*STATED EXERCISE:* Copy nothing but the text: repeat each entry exactly and drop the images.

———

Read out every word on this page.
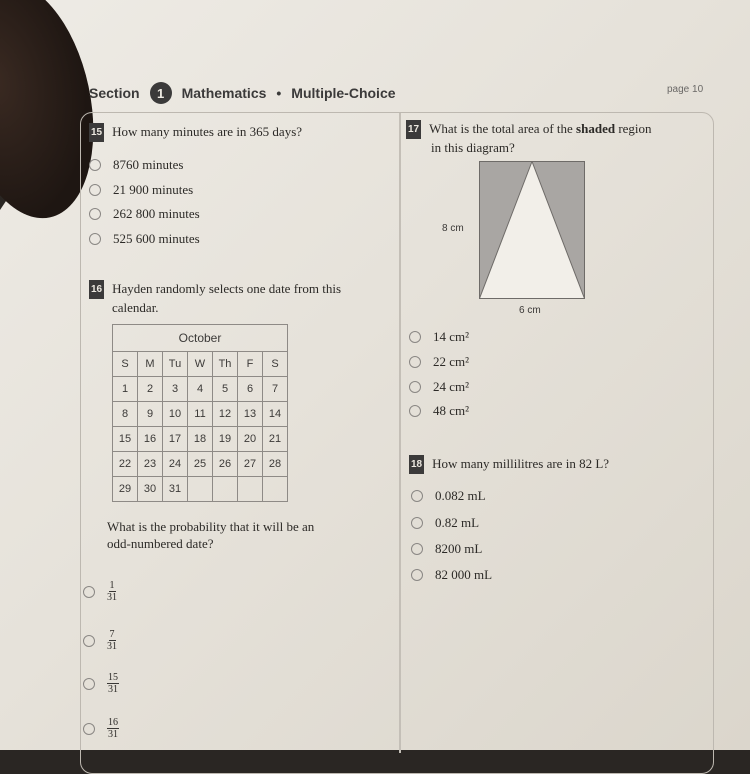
Section	1	Mathematics • Multiple-Choice	page 10
15 How many minutes are in 365 days?
8760 minutes
21 900 minutes
262 800 minutes
525 600 minutes
16 Hayden randomly selects one date from this
calendar.
October						
S	M	Tu	W	Th	F	S
1	2	3	4	5	6	7
8	9	10	11	12	13	14
15	16	17	18	19	20	21
22	23	24	25	26	27	28
29	30	31				
What is the probability that it will be an
odd-numbered date?
$\frac{1}{31}$
$\frac{7}{31}$
$\frac{15}{31}$
$\frac{16}{31}$
17 What is the total area of the shaded region
in this diagram?
8 cm
6 cm
14 cm²
22 cm²
24 cm²
48 cm²
18 How many millilitres are in 82 L?
0.082 mL
0.82 mL
8200 mL
82 000 mL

———

*FINAL RESULT:*
Read out every word on this page.
Section	1	Mathematics • Multiple-Choice	page 10
15 How many minutes are in 365 days?
8760 minutes
21 900 minutes
262 800 minutes
525 600 minutes
16 Hayden randomly selects one date from this
calendar.
October						
S	M	Tu	W	Th	F	S
1	2	3	4	5	6	7
8	9	10	11	12	13	14
15	16	17	18	19	20	21
22	23	24	25	26	27	28
29	30	31				
What is the probability that it will be an
odd-numbered date?
$\frac{1}{31}$
$\frac{7}{31}$
$\frac{15}{31}$
$\frac{16}{31}$
17 What is the total area of the shaded region
in this diagram?
8 cm
6 cm
14 cm²
22 cm²
24 cm²
48 cm²
18 How many millilitres are in 82 L?
0.082 mL
0.82 mL
8200 mL
82 000 mL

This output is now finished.